→ Consigne 1
Traduisez en anglais cette phrase de l'extrait : « Par l'humour, on entendait pointer assez sérieusement les incongruités et les dégâts induits par cette vision aussi fictive que contre-productive. »
→ Consigne 2
Résumez en liste le paragraphe de l'extrait qui commence par « Précisons d'emblée », sans perdre ses faits principaux.

→ Extrait
╭──

Alors voilà, tout est dans le visuel qui orne splendidement cet article un brin ronchon. Il y a un an et demi environ, parmi les tous premiers articles d’IciBal! figurait un pied de nez espiègle à l’approche « celtisante » de l’identité culturelle bretonne. Par l’humour, on entendait pointer assez sérieusement les incongruités et les dégâts induits par cette vision aussi fictive que contre-productive. Mais là… là, on va laisser l’humour et la légèreté qu’il suppose.
Précisons d’emblée qu’il ne s’agit (très sincèrement) pas de s’en prendre au Festival Interceltique en tant que tel. Il nous arrive de le fréquenter, de le prendre comme tel, et de constater/profiter de l’émulation qu’il représente. C’est un formidable rendez-vous annuel qui génère convivialité, rencontres, partages et, aussi bien à l’espace Bretagne qu’à la salle Carnot ou en des endroits « off » (dont l’évidente et indispensable taverne du Roi Morvan), on y trouve des moments de danse bien loin des grand’messes celtiques qui contentent d’autres publics. Non, vraiment, là n’est pas complètement le problème. Le FIL qui vient de se terminer a montré une fois de plus qu’il y en a (presque) pour tout le monde, et ce, de manière très accessible.

╰──

→ Données fournies
╭──

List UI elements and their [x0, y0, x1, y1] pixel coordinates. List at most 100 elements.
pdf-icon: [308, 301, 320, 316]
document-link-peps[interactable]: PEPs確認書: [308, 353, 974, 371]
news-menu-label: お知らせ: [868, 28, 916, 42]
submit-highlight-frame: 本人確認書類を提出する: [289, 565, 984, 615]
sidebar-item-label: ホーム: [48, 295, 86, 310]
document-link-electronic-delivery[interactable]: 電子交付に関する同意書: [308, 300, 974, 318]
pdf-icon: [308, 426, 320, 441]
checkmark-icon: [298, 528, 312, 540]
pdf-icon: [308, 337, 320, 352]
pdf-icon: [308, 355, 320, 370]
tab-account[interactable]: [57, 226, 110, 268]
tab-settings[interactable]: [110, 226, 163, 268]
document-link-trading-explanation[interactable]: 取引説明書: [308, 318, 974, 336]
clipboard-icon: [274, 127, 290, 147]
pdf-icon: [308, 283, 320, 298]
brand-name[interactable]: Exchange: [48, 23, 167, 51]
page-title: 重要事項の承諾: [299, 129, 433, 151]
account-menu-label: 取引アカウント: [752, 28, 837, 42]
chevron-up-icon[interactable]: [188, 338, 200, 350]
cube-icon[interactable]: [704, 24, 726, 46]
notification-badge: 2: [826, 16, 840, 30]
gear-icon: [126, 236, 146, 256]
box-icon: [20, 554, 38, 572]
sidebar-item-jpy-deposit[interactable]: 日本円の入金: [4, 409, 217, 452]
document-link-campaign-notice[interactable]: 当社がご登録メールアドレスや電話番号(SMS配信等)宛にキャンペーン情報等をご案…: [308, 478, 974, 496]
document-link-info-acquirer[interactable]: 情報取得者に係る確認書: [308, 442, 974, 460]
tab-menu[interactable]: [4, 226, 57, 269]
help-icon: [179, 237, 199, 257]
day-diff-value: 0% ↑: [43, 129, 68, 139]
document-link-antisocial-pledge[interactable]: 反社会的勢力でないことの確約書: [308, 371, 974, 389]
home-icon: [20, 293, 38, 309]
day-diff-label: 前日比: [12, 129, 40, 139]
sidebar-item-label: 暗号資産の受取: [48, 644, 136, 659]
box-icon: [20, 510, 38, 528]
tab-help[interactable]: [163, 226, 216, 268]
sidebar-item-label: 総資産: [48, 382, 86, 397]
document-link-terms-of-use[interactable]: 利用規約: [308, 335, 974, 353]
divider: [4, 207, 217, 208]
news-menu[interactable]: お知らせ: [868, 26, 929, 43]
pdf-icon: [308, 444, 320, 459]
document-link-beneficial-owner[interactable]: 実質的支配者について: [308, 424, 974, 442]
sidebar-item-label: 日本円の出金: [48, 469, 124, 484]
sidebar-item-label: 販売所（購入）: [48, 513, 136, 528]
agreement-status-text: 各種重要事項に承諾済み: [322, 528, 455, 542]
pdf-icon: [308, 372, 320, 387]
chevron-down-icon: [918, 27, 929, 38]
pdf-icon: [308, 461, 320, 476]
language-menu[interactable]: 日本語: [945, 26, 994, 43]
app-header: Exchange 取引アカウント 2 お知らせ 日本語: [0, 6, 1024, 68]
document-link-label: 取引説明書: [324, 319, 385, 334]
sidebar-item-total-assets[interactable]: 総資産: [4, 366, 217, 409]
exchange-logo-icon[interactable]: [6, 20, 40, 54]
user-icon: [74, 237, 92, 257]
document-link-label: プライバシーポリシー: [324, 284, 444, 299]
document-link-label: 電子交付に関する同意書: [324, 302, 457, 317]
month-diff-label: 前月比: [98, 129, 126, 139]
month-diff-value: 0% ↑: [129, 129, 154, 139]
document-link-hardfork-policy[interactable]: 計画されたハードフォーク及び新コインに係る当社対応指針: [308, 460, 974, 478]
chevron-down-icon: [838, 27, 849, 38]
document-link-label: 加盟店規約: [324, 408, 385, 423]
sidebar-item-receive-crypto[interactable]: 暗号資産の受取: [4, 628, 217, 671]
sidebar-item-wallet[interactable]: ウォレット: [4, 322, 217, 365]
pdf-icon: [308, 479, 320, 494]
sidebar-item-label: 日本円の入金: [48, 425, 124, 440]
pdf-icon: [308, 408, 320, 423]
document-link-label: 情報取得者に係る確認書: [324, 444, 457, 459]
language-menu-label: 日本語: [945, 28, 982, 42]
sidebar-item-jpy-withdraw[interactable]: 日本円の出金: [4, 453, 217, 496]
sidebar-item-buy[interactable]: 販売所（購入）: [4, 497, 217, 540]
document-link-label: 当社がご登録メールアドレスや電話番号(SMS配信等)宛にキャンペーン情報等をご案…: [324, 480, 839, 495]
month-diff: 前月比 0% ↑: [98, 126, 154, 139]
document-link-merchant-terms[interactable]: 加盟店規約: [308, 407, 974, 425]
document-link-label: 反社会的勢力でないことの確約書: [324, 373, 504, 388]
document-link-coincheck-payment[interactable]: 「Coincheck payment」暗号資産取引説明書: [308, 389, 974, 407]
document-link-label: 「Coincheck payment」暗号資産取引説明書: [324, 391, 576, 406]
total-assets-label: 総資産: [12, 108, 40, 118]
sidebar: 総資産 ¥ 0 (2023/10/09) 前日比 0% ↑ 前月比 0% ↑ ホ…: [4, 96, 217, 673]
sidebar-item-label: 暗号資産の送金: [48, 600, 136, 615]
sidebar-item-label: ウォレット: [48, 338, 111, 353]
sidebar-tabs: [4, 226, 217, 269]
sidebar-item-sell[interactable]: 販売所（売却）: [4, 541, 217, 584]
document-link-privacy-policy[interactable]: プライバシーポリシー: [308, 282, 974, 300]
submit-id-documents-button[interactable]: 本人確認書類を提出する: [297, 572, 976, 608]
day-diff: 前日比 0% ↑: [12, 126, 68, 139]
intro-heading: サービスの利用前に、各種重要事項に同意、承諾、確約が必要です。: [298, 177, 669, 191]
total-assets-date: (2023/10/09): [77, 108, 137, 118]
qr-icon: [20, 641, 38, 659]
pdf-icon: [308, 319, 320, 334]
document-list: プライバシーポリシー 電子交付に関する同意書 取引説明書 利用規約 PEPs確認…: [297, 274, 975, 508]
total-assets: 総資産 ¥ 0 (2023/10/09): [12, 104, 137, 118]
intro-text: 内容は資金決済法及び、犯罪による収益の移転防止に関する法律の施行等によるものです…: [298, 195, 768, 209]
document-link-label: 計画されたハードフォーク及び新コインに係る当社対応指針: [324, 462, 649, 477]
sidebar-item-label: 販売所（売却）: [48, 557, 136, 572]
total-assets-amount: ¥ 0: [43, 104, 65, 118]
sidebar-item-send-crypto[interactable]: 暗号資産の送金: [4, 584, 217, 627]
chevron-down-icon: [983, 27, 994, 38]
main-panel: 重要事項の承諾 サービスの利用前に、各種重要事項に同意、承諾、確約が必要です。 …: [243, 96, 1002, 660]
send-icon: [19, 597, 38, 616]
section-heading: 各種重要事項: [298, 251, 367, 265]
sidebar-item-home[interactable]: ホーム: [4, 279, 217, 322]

╰──

→ Résultat 1
Through humor, the aim was to point out, quite seriously, the incongruities and the damage brought about by this vision, as fictitious as it is counterproductive.

→ Résultat 2
- Il ne s'agit pas de s'en prendre au Festival Interceltique en tant que tel : on le fréquente parfois et on profite de l'émulation qu'il représente.
- C'est un formidable rendez-vous annuel qui génère convivialité, rencontres et partages.
- À l'espace Bretagne, à la salle Carnot ou dans des lieux « off » comme la taverne du Roi Morvan, on y trouve des moments de danse loin des grand'messes celtiques.
- Le FIL qui vient de se terminer a montré une fois de plus qu'il y en a (presque) pour tout le monde, de manière très accessible.